--- START OF Material provided ---
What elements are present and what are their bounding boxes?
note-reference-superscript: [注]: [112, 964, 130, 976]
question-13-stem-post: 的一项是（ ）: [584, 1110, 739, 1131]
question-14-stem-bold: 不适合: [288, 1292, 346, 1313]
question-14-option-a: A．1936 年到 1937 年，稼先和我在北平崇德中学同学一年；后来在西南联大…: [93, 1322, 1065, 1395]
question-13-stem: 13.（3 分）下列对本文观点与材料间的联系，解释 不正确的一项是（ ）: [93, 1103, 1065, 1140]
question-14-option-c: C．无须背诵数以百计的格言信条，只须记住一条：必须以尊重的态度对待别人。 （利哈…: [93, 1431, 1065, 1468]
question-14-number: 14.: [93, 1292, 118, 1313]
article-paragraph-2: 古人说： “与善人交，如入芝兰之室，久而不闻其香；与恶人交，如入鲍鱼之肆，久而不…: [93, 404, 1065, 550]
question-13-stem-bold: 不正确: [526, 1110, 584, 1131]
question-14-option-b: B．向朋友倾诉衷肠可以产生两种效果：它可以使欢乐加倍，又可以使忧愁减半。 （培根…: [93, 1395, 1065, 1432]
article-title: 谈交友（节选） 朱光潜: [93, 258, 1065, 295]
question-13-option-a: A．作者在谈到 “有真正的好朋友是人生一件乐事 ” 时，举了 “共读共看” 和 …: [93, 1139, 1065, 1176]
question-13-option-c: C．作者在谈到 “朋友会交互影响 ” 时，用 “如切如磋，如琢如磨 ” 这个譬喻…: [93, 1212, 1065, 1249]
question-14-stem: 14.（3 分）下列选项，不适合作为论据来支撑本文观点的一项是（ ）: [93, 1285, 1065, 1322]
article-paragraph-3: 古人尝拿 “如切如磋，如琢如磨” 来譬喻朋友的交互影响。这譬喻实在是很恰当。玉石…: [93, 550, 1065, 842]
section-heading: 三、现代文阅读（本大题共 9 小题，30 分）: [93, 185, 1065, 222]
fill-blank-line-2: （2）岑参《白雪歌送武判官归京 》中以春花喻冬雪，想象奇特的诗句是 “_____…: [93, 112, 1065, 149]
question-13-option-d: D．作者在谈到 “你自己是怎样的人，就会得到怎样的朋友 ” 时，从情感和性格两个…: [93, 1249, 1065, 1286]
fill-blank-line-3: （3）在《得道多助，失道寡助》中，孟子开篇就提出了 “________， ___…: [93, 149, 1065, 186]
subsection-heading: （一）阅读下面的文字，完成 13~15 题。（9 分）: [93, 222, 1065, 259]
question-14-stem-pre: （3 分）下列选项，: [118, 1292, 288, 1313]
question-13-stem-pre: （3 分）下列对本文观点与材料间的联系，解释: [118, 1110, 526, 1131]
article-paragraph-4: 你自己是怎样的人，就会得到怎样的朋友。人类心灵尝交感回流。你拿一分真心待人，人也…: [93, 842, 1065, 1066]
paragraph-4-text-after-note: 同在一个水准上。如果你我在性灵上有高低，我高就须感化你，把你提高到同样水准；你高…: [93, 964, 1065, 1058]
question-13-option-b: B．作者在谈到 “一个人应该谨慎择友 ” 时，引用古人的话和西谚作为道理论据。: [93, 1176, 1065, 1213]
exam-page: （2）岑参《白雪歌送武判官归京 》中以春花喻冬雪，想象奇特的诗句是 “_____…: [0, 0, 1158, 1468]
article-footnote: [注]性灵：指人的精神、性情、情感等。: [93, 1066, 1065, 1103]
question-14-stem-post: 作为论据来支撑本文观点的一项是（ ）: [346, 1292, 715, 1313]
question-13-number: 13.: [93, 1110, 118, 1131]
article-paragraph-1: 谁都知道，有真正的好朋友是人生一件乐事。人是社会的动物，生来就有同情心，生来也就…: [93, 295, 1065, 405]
--- END OF Material provided ---
• **Task requirements**
Can you write out the data above line for line, character for character, without changing anything?

• **The output**
What elements are present and what are their bounding boxes?
note-reference-superscript: [注]: [112, 964, 130, 976]
question-13-stem-post: 的一项是（ ）: [584, 1110, 739, 1131]
question-14-stem-bold: 不适合: [288, 1292, 346, 1313]
question-14-option-a: A．1936 年到 1937 年，稼先和我在北平崇德中学同学一年；后来在西南联大…: [93, 1322, 1065, 1395]
question-13-stem: 13.（3 分）下列对本文观点与材料间的联系，解释 不正确的一项是（ ）: [93, 1103, 1065, 1140]
question-14-option-c: C．无须背诵数以百计的格言信条，只须记住一条：必须以尊重的态度对待别人。 （利哈…: [93, 1431, 1065, 1468]
question-14-number: 14.: [93, 1292, 118, 1313]
article-paragraph-2: 古人说： “与善人交，如入芝兰之室，久而不闻其香；与恶人交，如入鲍鱼之肆，久而不…: [93, 404, 1065, 550]
question-13-stem-bold: 不正确: [526, 1110, 584, 1131]
question-14-option-b: B．向朋友倾诉衷肠可以产生两种效果：它可以使欢乐加倍，又可以使忧愁减半。 （培根…: [93, 1395, 1065, 1432]
article-title: 谈交友（节选） 朱光潜: [93, 258, 1065, 295]
question-13-option-a: A．作者在谈到 “有真正的好朋友是人生一件乐事 ” 时，举了 “共读共看” 和 …: [93, 1139, 1065, 1176]
question-13-option-c: C．作者在谈到 “朋友会交互影响 ” 时，用 “如切如磋，如琢如磨 ” 这个譬喻…: [93, 1212, 1065, 1249]
question-14-stem: 14.（3 分）下列选项，不适合作为论据来支撑本文观点的一项是（ ）: [93, 1285, 1065, 1322]
article-paragraph-3: 古人尝拿 “如切如磋，如琢如磨” 来譬喻朋友的交互影响。这譬喻实在是很恰当。玉石…: [93, 550, 1065, 842]
section-heading: 三、现代文阅读（本大题共 9 小题，30 分）: [93, 185, 1065, 222]
fill-blank-line-2: （2）岑参《白雪歌送武判官归京 》中以春花喻冬雪，想象奇特的诗句是 “_____…: [93, 112, 1065, 149]
question-13-option-d: D．作者在谈到 “你自己是怎样的人，就会得到怎样的朋友 ” 时，从情感和性格两个…: [93, 1249, 1065, 1286]
fill-blank-line-3: （3）在《得道多助，失道寡助》中，孟子开篇就提出了 “________， ___…: [93, 149, 1065, 186]
subsection-heading: （一）阅读下面的文字，完成 13~15 题。（9 分）: [93, 222, 1065, 259]
question-14-stem-pre: （3 分）下列选项，: [118, 1292, 288, 1313]
question-13-stem-pre: （3 分）下列对本文观点与材料间的联系，解释: [118, 1110, 526, 1131]
article-paragraph-4: 你自己是怎样的人，就会得到怎样的朋友。人类心灵尝交感回流。你拿一分真心待人，人也…: [93, 842, 1065, 1066]
paragraph-4-text-after-note: 同在一个水准上。如果你我在性灵上有高低，我高就须感化你，把你提高到同样水准；你高…: [93, 964, 1065, 1058]
question-13-option-b: B．作者在谈到 “一个人应该谨慎择友 ” 时，引用古人的话和西谚作为道理论据。: [93, 1176, 1065, 1213]
exam-page: （2）岑参《白雪歌送武判官归京 》中以春花喻冬雪，想象奇特的诗句是 “_____…: [0, 0, 1158, 1468]
article-footnote: [注]性灵：指人的精神、性情、情感等。: [93, 1066, 1065, 1103]
question-14-stem-post: 作为论据来支撑本文观点的一项是（ ）: [346, 1292, 715, 1313]
question-13-number: 13.: [93, 1110, 118, 1131]
article-paragraph-1: 谁都知道，有真正的好朋友是人生一件乐事。人是社会的动物，生来就有同情心，生来也就…: [93, 295, 1065, 405]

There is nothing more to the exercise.